** Opening SUPPLIED DATA block **

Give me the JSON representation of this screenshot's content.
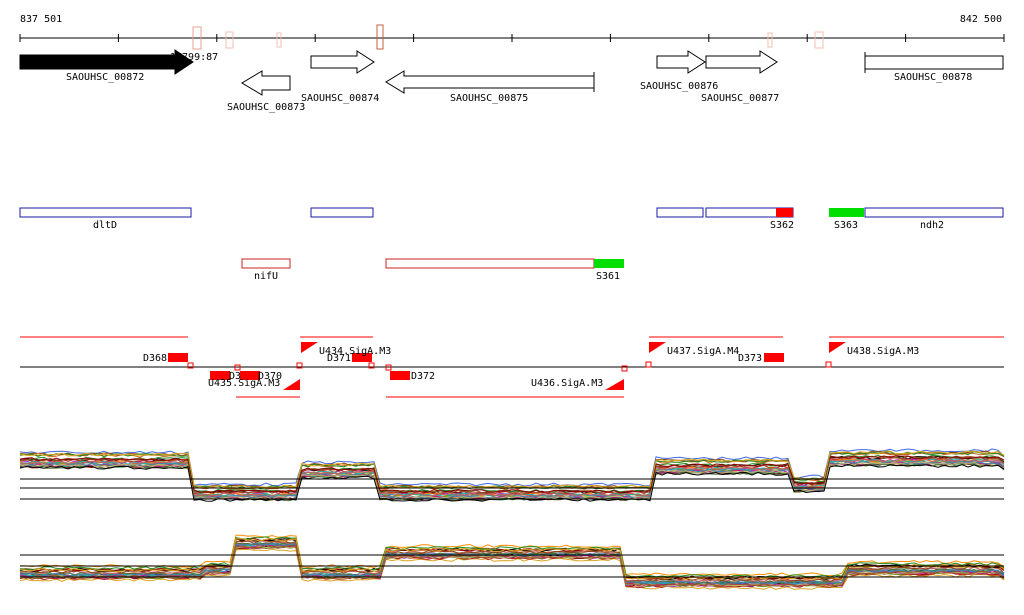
{
  "coords": {
    "start": "837 501",
    "end": "842 500"
  },
  "position_label": "17799:87",
  "genes": [
    {
      "name": "SAOUHSC_00872",
      "strand": "+",
      "filled": true
    },
    {
      "name": "SAOUHSC_00873",
      "strand": "-",
      "filled": false
    },
    {
      "name": "SAOUHSC_00874",
      "strand": "+",
      "filled": false
    },
    {
      "name": "SAOUHSC_00875",
      "strand": "-",
      "filled": false
    },
    {
      "name": "SAOUHSC_00876",
      "strand": "+",
      "filled": false
    },
    {
      "name": "SAOUHSC_00877",
      "strand": "+",
      "filled": false
    },
    {
      "name": "SAOUHSC_00878",
      "strand": "+",
      "filled": false
    }
  ],
  "operons_plus": [
    "dltD",
    "",
    "",
    "",
    "ndh2"
  ],
  "operons_minus": [
    "nifU",
    ""
  ],
  "srnas": [
    {
      "name": "S362",
      "color": "#ff0000"
    },
    {
      "name": "S363",
      "color": "#00dd00"
    },
    {
      "name": "S361",
      "color": "#00dd00"
    }
  ],
  "upshifts": [
    "U434.SigA.M3",
    "U435.SigA.M3",
    "U436.SigA.M3",
    "U437.SigA.M4",
    "U438.SigA.M3"
  ],
  "downshifts": [
    "D368",
    "D3",
    "D370",
    "D371",
    "D372",
    "D373"
  ],
  "colors": {
    "plus_operon": "#1a1aa0",
    "minus_operon": "#cc2222",
    "marker": "#ff0000",
    "srna_green": "#00dd00"
  }
}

** Closing SUPPLIED DATA block **

TASK TO CARRY OUT
From the first line to the last, give the data again exactly, but without pictures.

PROBLEM SOLUTION
Give me the JSON representation of this screenshot's content.
{
  "coords": {
    "start": "837 501",
    "end": "842 500"
  },
  "position_label": "17799:87",
  "genes": [
    {
      "name": "SAOUHSC_00872",
      "strand": "+",
      "filled": true
    },
    {
      "name": "SAOUHSC_00873",
      "strand": "-",
      "filled": false
    },
    {
      "name": "SAOUHSC_00874",
      "strand": "+",
      "filled": false
    },
    {
      "name": "SAOUHSC_00875",
      "strand": "-",
      "filled": false
    },
    {
      "name": "SAOUHSC_00876",
      "strand": "+",
      "filled": false
    },
    {
      "name": "SAOUHSC_00877",
      "strand": "+",
      "filled": false
    },
    {
      "name": "SAOUHSC_00878",
      "strand": "+",
      "filled": false
    }
  ],
  "operons_plus": [
    "dltD",
    "",
    "",
    "",
    "ndh2"
  ],
  "operons_minus": [
    "nifU",
    ""
  ],
  "srnas": [
    {
      "name": "S362",
      "color": "#ff0000"
    },
    {
      "name": "S363",
      "color": "#00dd00"
    },
    {
      "name": "S361",
      "color": "#00dd00"
    }
  ],
  "upshifts": [
    "U434.SigA.M3",
    "U435.SigA.M3",
    "U436.SigA.M3",
    "U437.SigA.M4",
    "U438.SigA.M3"
  ],
  "downshifts": [
    "D368",
    "D3",
    "D370",
    "D371",
    "D372",
    "D373"
  ],
  "colors": {
    "plus_operon": "#1a1aa0",
    "minus_operon": "#cc2222",
    "marker": "#ff0000",
    "srna_green": "#00dd00"
  }
}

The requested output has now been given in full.